Records shown Start Marker
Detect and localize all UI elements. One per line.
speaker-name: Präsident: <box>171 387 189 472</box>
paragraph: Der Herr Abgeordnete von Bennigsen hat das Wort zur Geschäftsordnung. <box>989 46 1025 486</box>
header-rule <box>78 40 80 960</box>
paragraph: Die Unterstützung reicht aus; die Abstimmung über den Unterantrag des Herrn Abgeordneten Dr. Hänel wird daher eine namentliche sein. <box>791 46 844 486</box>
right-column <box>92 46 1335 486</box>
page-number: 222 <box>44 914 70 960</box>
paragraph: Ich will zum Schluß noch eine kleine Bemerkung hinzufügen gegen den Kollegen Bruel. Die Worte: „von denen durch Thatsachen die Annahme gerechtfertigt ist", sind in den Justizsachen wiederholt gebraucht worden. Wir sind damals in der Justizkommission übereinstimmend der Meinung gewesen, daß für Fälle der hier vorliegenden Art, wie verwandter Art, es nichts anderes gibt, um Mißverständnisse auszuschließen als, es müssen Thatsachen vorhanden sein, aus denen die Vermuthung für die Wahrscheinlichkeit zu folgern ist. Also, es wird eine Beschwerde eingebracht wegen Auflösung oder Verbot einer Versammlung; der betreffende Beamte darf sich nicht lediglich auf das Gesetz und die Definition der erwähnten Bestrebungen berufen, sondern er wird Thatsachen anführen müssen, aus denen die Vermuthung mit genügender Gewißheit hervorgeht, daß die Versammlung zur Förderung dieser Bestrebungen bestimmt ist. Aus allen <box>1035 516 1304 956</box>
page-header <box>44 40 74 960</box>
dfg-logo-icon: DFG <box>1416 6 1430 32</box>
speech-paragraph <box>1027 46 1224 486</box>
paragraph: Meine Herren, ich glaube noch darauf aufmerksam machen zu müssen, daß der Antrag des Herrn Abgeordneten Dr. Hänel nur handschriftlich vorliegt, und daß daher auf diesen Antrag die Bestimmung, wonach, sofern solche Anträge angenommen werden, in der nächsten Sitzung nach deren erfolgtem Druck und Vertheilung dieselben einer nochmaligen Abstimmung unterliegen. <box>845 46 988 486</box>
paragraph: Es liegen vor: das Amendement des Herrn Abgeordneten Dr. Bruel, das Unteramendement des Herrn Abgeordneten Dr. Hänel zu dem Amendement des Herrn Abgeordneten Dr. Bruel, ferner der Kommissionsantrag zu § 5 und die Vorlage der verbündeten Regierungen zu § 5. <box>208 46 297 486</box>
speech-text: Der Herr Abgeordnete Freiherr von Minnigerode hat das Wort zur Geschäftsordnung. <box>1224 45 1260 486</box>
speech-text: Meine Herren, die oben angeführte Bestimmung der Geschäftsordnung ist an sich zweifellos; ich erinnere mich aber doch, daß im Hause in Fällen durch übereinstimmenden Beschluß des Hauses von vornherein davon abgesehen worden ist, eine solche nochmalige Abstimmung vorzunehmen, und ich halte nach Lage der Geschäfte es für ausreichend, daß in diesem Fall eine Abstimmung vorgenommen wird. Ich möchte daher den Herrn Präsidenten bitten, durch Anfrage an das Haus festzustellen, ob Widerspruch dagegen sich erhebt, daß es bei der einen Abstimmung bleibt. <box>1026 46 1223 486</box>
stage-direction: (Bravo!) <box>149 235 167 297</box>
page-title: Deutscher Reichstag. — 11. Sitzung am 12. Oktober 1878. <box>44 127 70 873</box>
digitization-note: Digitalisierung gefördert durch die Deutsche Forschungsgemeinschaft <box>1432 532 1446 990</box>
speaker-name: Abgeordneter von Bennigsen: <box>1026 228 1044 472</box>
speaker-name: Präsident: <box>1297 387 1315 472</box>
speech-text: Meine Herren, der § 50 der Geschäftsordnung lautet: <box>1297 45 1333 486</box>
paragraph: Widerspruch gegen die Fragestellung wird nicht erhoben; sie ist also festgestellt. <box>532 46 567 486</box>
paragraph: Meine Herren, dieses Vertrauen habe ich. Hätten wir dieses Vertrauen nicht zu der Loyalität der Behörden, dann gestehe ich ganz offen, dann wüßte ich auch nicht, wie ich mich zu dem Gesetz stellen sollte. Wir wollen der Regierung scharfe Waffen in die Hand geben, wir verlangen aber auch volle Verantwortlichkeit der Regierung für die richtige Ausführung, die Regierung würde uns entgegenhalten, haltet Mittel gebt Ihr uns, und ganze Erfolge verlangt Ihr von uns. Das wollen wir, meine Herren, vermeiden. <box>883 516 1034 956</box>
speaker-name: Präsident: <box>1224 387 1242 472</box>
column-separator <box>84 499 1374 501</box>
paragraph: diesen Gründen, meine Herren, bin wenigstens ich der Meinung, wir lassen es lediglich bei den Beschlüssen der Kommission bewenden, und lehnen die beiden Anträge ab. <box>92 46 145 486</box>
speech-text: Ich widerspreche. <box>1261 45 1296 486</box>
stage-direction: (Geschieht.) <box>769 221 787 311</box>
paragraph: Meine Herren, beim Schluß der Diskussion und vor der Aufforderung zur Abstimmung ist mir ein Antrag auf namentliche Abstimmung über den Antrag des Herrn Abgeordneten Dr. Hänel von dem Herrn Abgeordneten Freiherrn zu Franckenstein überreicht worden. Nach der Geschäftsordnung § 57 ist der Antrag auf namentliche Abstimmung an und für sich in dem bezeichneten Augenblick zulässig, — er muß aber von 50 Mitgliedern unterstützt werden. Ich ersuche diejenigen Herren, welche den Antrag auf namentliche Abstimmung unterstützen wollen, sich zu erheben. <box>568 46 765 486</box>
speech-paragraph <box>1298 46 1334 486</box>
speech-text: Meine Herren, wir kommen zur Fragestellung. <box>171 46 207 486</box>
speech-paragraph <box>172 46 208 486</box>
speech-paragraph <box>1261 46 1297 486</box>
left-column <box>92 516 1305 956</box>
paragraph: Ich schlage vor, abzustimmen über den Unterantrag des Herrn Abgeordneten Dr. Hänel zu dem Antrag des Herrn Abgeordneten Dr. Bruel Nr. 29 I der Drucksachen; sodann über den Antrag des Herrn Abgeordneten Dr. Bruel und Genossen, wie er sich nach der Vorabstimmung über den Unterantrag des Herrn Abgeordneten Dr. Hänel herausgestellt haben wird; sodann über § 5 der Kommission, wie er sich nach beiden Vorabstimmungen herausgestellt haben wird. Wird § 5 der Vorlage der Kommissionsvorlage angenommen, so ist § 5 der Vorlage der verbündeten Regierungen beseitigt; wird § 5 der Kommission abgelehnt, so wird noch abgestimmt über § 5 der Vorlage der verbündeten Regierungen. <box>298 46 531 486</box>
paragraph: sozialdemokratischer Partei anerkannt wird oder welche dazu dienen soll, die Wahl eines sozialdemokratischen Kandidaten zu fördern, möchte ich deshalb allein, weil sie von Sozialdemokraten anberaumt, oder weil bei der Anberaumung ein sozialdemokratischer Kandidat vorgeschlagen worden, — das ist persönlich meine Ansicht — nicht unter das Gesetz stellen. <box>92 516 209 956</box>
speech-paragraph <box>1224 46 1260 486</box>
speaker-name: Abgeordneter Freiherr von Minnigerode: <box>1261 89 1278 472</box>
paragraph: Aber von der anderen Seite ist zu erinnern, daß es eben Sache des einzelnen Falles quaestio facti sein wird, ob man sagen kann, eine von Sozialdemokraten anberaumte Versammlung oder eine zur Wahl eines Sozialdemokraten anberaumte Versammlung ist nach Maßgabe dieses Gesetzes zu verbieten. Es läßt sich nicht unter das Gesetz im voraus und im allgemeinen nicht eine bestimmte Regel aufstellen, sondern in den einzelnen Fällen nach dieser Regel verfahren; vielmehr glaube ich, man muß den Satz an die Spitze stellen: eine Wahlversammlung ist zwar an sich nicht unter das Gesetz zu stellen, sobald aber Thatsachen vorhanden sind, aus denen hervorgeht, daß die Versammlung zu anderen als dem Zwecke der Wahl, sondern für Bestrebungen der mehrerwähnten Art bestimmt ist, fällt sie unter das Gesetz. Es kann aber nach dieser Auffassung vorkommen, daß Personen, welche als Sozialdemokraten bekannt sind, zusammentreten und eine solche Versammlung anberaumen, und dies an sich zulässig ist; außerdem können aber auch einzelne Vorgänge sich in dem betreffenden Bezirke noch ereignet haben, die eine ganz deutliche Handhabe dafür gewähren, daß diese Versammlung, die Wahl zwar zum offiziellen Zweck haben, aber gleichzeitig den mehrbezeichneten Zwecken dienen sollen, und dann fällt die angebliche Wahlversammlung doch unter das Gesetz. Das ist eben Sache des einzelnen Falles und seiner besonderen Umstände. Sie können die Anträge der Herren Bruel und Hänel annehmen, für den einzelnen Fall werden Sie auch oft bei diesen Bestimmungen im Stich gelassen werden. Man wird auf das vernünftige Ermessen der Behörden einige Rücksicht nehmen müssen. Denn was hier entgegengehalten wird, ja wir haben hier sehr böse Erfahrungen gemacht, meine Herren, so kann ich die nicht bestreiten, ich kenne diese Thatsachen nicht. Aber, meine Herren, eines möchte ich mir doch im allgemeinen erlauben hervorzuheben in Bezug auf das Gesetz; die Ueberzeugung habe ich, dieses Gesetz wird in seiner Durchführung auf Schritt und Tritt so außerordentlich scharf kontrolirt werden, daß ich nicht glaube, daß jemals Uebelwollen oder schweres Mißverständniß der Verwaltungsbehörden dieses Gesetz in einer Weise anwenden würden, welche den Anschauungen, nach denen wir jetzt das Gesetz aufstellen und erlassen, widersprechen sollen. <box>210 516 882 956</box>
Records shown End Marker
Task:
A single number is the answer here: how many lines above carry the string "direction"?

Result for this exercise:
2